* [Material provided]

::::::

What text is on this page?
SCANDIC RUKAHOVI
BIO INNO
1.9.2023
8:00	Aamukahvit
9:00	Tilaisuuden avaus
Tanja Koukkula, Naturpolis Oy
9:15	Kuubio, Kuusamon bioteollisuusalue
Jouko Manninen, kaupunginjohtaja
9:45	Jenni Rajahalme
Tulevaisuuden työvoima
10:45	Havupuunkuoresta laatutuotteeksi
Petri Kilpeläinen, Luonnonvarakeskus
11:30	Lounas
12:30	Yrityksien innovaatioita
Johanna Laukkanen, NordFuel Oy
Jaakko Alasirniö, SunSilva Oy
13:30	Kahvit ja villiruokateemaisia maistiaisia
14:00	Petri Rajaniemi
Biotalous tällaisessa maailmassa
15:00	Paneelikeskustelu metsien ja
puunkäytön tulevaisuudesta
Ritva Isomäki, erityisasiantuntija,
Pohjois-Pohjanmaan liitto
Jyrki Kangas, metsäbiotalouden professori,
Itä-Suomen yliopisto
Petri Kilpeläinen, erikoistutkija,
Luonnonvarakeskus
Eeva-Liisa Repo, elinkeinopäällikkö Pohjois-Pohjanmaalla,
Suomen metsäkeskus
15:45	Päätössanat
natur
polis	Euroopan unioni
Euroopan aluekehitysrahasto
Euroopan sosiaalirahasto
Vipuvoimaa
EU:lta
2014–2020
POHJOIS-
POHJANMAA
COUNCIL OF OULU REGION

::::::

Repeat all of the entries exactly.

* [Solution for this task]
What text is on this page?
SCANDIC RUKAHOVI
BIO INNO
1.9.2023
8:00	Aamukahvit
9:00	Tilaisuuden avaus
Tanja Koukkula, Naturpolis Oy
9:15	Kuubio, Kuusamon bioteollisuusalue
Jouko Manninen, kaupunginjohtaja
9:45	Jenni Rajahalme
Tulevaisuuden työvoima
10:45	Havupuunkuoresta laatutuotteeksi
Petri Kilpeläinen, Luonnonvarakeskus
11:30	Lounas
12:30	Yrityksien innovaatioita
Johanna Laukkanen, NordFuel Oy
Jaakko Alasirniö, SunSilva Oy
13:30	Kahvit ja villiruokateemaisia maistiaisia
14:00	Petri Rajaniemi
Biotalous tällaisessa maailmassa
15:00	Paneelikeskustelu metsien ja
puunkäytön tulevaisuudesta
Ritva Isomäki, erityisasiantuntija,
Pohjois-Pohjanmaan liitto
Jyrki Kangas, metsäbiotalouden professori,
Itä-Suomen yliopisto
Petri Kilpeläinen, erikoistutkija,
Luonnonvarakeskus
Eeva-Liisa Repo, elinkeinopäällikkö Pohjois-Pohjanmaalla,
Suomen metsäkeskus
15:45	Päätössanat
natur
polis	Euroopan unioni
Euroopan aluekehitysrahasto
Euroopan sosiaalirahasto
Vipuvoimaa
EU:lta
2014–2020
POHJOIS-
POHJANMAA
COUNCIL OF OULU REGION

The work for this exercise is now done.